# Basics about The 2 Great Italian Cheeses I



## Margi Cintrano (May 13, 2012)

Good Morning,

Italia is one of the world´s largest cheese producers. Perhaps, you don´t know it because uncountable cheeses are only produced on a regional or local basis for provinical markets. Out of hundreds, over 400, are virutally unknown outside of Italia.

Still, a vast number are widely fancied and exported to the USA. Here is an introduction on two of the most popular exports.

 PARMIGIANO - REGGIANO 

Firstly, there is only one Parmigiano - Reggiano, though there are several cheeses called Parmesan in the USA. 

Parmigiano - Reggiano has been producing cheese since 1500 in the following regions of Italia: Parma, Emilia Romagna and in a small rural part of the province of Mantua, Lombardia. 

In these Designation of Origins, this cheese is produced from only 100%pasture grazing cows, and can only be produced between mid-April and mid-November when pasture land is available.

You shall know the authentic cheese when you see the name Parmigiano- Reggiano stamped repeatedly in closely spaced brown letters on the hard, shiny yellow rind of a wedge, which comes from a wheel of cheese which can weigh more than 70 pounds or more.

By law, the cheese must mature for at least 14 months before it is sold. 

In Italia, there are 3 types: Stravecchio which is aged for 24 to 36 months, Reggiano Vecchio which is 18 to 24 months, and Reggiano Fresco which is aged for less than 18 months. 


Parmigiano - Reggiano is an ideal cheese for grating which adds profound depth of flavor to pastas, baked dishes and soups, vegetables or salads
however, it is quite noble eating on its own too.

 PECORINO 

There are several types of 100% Ewe milk Pecorino; Romano, Tuscano and the most elite and extraordinaire, Sardo. 

Pecorino Sardo is produced in the mountains of central southern Sardinia. 
It takes 1,000 sheep to produce 19 large cheeses. Tuscany produces Cacio, an old fashioned word for cheese used in Toscana now called Pecorino Toscano. 


On a small scale, on the outskirts of Roma, Lazio, Romano is produced. A famous Lazio province brand exported to the USA, is Lucatelli Romano. 

However, the finest cheese in this genre, is Pecorino Sardo, that is exported to the USA is from the Dettori Family and it is sold in Manhattan´s Little Italy at 200 Mott Street. 

Have a lovely weekend.
Margaux Cintrano.

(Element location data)
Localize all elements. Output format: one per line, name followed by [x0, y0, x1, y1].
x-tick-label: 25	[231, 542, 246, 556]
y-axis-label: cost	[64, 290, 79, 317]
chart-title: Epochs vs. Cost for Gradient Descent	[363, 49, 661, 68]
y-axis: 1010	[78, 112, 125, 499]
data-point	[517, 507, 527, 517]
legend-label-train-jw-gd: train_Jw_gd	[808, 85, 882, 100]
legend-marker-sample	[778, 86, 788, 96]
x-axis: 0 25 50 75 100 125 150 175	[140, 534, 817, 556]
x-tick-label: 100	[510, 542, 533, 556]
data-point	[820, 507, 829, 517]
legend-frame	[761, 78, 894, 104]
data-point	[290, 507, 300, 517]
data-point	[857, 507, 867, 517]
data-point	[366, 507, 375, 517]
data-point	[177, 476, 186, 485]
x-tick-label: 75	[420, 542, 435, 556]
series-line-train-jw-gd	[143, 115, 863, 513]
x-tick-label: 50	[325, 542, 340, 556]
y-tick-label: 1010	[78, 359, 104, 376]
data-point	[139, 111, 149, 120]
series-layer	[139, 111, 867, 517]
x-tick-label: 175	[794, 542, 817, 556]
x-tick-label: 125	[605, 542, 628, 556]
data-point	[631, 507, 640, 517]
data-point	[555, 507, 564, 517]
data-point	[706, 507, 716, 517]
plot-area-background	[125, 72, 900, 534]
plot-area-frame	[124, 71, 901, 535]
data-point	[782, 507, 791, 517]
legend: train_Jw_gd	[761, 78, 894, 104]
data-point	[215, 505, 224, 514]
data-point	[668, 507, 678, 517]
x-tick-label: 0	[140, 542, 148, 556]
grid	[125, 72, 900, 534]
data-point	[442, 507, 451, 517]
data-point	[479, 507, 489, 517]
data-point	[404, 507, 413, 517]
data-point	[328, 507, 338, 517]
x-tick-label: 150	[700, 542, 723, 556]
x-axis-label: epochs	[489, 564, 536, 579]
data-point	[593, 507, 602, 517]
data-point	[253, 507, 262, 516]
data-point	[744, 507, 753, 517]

- **EXERCISES TO COMPLETE**:
A – Write out the passage of the Italian cheese post that begins at "By law, the" and stops after "called Pecorino Toscano.".
B – In the Italian cheese post, what is the minimum time Parmigiano-Reggiano must mature by law before it can be sold?
C – Give what follows in the Italian cheese post, starting from where it stops.

- **SET OF ANSWERS**:
A –
By law, the cheese must mature for at least 14 months before it is sold. 

In Italia, there are 3 types: Stravecchio which is aged for 24 to 36 months, Reggiano Vecchio which is 18 to 24 months, and Reggiano Fresco which is aged for less than 18 months. 


Parmigiano - Reggiano is an ideal cheese for grating which adds profound depth of flavor to pastas, baked dishes and soups, vegetables or salads
however, it is quite noble eating on its own too.

 PECORINO 

There are several types of 100% Ewe milk Pecorino; Romano, Tuscano and the most elite and extraordinaire, Sardo. 

Pecorino Sardo is produced in the mountains of central southern Sardinia. 
It takes 1,000 sheep to produce 19 large cheeses. Tuscany produces Cacio, an old fashioned word for cheese used in Toscana now called Pecorino Toscano.

B – At least 14 months.

C –
----------



## GLC (May 13, 2012)

Our local access to good Italian cheeses varies wildly in the U.S. If you live in an area with a history of immigration from Italy or a very large city, no problem. Other areas often have limited options and rather high prices. And rural communities (and the U.S. is almost entirely smaller towns and rural communities, despite the image from news, film, and television) may have almost nothing but inferior domestic imitations of a couple. So it's worth passing around good sources, so I'll review my cheese source.

I but most often from *Alma Gourmet* in Long Island City. The prices are very favorable. They take great care with shipping. Product is packed in insulated boxes with freezer inserts, and the shipping cost is not higher than necessary and is free on orders of $150. Their regular shipping is almost always enough. Some soft cheeses in summer need expedited shipping, but at $8, it is far less than some sellers charge. Their customer service people are good about calling to discuss shipping issues, rather than risk damage. And they ship on Monday to avoid food sitting in a shipping warehouse on the weekend. Only once have they had to tell me they were awaiting an import shipment. That was montasio, and I see it's not in their line-up at the moment.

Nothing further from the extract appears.